**Data supplied**
Begin
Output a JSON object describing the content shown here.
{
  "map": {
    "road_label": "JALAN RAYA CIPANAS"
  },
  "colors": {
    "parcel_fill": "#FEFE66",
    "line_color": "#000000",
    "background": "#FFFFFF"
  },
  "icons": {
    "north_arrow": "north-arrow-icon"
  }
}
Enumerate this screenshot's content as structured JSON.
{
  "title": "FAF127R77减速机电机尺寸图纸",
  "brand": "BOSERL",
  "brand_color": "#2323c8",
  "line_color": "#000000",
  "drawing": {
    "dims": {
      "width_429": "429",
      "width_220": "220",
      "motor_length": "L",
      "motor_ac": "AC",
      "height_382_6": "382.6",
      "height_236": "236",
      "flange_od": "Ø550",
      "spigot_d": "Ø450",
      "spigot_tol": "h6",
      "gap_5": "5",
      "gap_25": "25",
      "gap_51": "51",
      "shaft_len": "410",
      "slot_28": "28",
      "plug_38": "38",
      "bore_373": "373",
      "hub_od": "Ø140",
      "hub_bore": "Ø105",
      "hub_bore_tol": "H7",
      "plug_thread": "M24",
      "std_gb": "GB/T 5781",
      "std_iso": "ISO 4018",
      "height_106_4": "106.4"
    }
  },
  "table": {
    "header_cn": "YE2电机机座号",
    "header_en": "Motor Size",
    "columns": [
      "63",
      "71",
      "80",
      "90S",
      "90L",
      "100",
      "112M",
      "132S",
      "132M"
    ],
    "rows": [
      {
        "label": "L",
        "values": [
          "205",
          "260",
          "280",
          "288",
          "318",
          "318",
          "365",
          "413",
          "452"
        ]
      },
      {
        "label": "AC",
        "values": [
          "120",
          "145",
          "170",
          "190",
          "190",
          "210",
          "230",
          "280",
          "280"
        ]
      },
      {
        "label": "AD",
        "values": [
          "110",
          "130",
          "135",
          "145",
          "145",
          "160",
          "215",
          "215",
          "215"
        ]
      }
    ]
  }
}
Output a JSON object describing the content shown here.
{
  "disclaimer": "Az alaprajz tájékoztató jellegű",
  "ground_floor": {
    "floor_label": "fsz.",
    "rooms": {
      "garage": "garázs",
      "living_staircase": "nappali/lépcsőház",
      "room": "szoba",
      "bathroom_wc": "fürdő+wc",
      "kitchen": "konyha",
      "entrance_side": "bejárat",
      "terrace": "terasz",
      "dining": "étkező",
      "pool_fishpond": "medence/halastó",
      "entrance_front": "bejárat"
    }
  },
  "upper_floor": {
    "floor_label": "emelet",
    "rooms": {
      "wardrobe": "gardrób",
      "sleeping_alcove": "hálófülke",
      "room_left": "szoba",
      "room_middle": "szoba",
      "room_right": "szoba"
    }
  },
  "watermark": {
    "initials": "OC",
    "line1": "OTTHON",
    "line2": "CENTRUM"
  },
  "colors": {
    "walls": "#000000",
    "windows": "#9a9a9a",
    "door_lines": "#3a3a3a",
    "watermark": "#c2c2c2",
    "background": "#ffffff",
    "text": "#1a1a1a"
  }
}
End
**Task requirements**
Pull out all lines in the data above that include "szoba".

**Solution to this exercise**
      "room": "szoba",
      "room_left": "szoba",
      "room_middle": "szoba",
      "room_right": "szoba"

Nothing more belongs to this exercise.